• [Given problem]:
Your task is to copy the listing exactly. Drop any pictures from the copy.

• [Listing]:
-- START --
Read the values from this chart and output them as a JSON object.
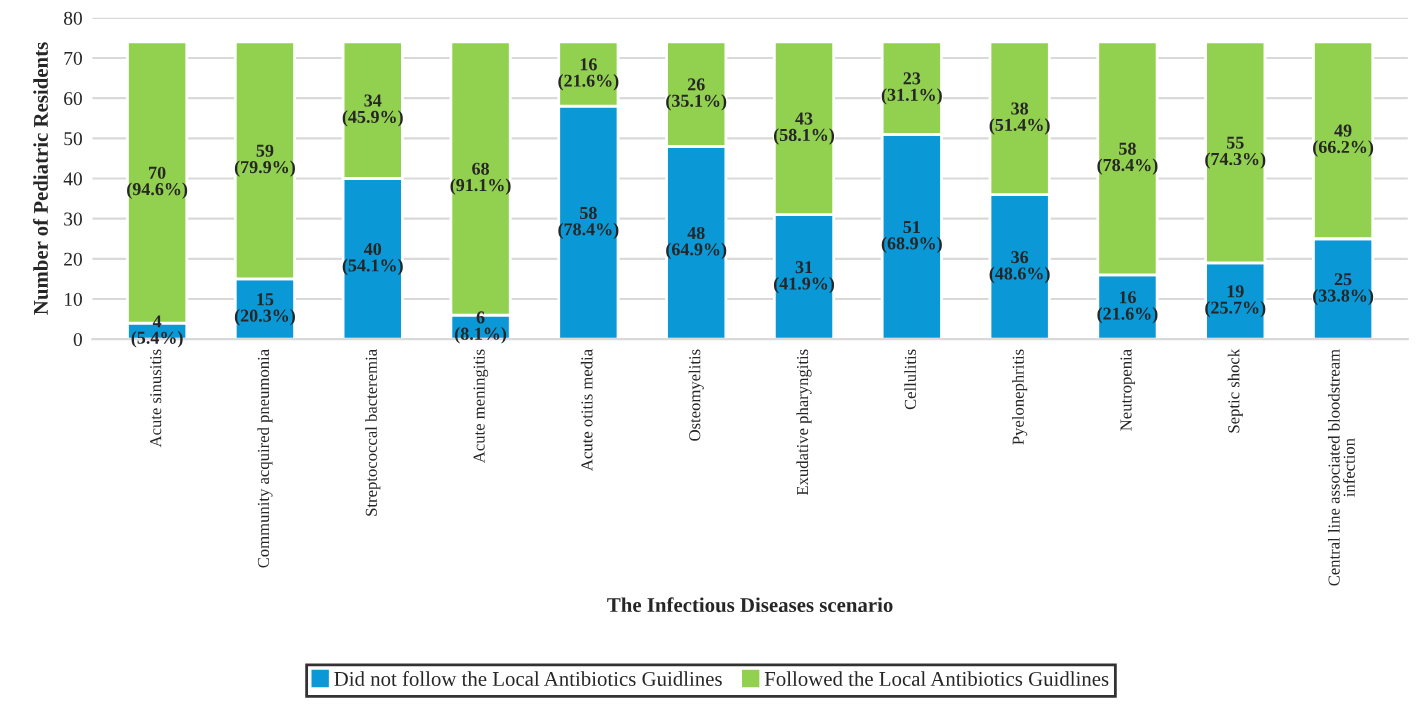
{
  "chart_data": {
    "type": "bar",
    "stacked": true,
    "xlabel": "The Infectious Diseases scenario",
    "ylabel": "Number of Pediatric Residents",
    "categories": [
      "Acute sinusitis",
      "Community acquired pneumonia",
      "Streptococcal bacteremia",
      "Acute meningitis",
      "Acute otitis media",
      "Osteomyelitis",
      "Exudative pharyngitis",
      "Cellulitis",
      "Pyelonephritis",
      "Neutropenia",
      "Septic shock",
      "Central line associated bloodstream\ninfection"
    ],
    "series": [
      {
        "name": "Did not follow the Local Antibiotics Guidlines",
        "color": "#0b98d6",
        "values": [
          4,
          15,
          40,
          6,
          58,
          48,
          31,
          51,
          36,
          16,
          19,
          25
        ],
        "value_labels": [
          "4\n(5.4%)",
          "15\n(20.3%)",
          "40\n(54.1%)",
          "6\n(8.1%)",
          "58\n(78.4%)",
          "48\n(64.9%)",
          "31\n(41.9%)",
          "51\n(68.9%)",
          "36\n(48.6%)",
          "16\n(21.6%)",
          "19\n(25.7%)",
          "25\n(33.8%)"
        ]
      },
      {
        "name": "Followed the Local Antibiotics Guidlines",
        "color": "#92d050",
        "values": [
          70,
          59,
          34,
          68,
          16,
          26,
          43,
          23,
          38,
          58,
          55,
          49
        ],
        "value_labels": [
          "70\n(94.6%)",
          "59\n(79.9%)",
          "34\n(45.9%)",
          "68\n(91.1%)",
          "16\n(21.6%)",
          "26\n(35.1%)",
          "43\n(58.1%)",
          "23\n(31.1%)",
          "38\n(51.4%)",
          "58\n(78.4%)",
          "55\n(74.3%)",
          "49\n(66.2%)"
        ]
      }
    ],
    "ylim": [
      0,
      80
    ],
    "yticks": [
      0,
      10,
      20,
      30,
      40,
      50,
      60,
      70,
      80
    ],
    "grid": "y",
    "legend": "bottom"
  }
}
-- END --
• [Exercise result]:
Read the values from this chart and output them as a JSON object.
{
  "chart_data": {
    "type": "bar",
    "stacked": true,
    "xlabel": "The Infectious Diseases scenario",
    "ylabel": "Number of Pediatric Residents",
    "categories": [
      "Acute sinusitis",
      "Community acquired pneumonia",
      "Streptococcal bacteremia",
      "Acute meningitis",
      "Acute otitis media",
      "Osteomyelitis",
      "Exudative pharyngitis",
      "Cellulitis",
      "Pyelonephritis",
      "Neutropenia",
      "Septic shock",
      "Central line associated bloodstream\ninfection"
    ],
    "series": [
      {
        "name": "Did not follow the Local Antibiotics Guidlines",
        "color": "#0b98d6",
        "values": [
          4,
          15,
          40,
          6,
          58,
          48,
          31,
          51,
          36,
          16,
          19,
          25
        ],
        "value_labels": [
          "4\n(5.4%)",
          "15\n(20.3%)",
          "40\n(54.1%)",
          "6\n(8.1%)",
          "58\n(78.4%)",
          "48\n(64.9%)",
          "31\n(41.9%)",
          "51\n(68.9%)",
          "36\n(48.6%)",
          "16\n(21.6%)",
          "19\n(25.7%)",
          "25\n(33.8%)"
        ]
      },
      {
        "name": "Followed the Local Antibiotics Guidlines",
        "color": "#92d050",
        "values": [
          70,
          59,
          34,
          68,
          16,
          26,
          43,
          23,
          38,
          58,
          55,
          49
        ],
        "value_labels": [
          "70\n(94.6%)",
          "59\n(79.9%)",
          "34\n(45.9%)",
          "68\n(91.1%)",
          "16\n(21.6%)",
          "26\n(35.1%)",
          "43\n(58.1%)",
          "23\n(31.1%)",
          "38\n(51.4%)",
          "58\n(78.4%)",
          "55\n(74.3%)",
          "49\n(66.2%)"
        ]
      }
    ],
    "ylim": [
      0,
      80
    ],
    "yticks": [
      0,
      10,
      20,
      30,
      40,
      50,
      60,
      70,
      80
    ],
    "grid": "y",
    "legend": "bottom"
  }
}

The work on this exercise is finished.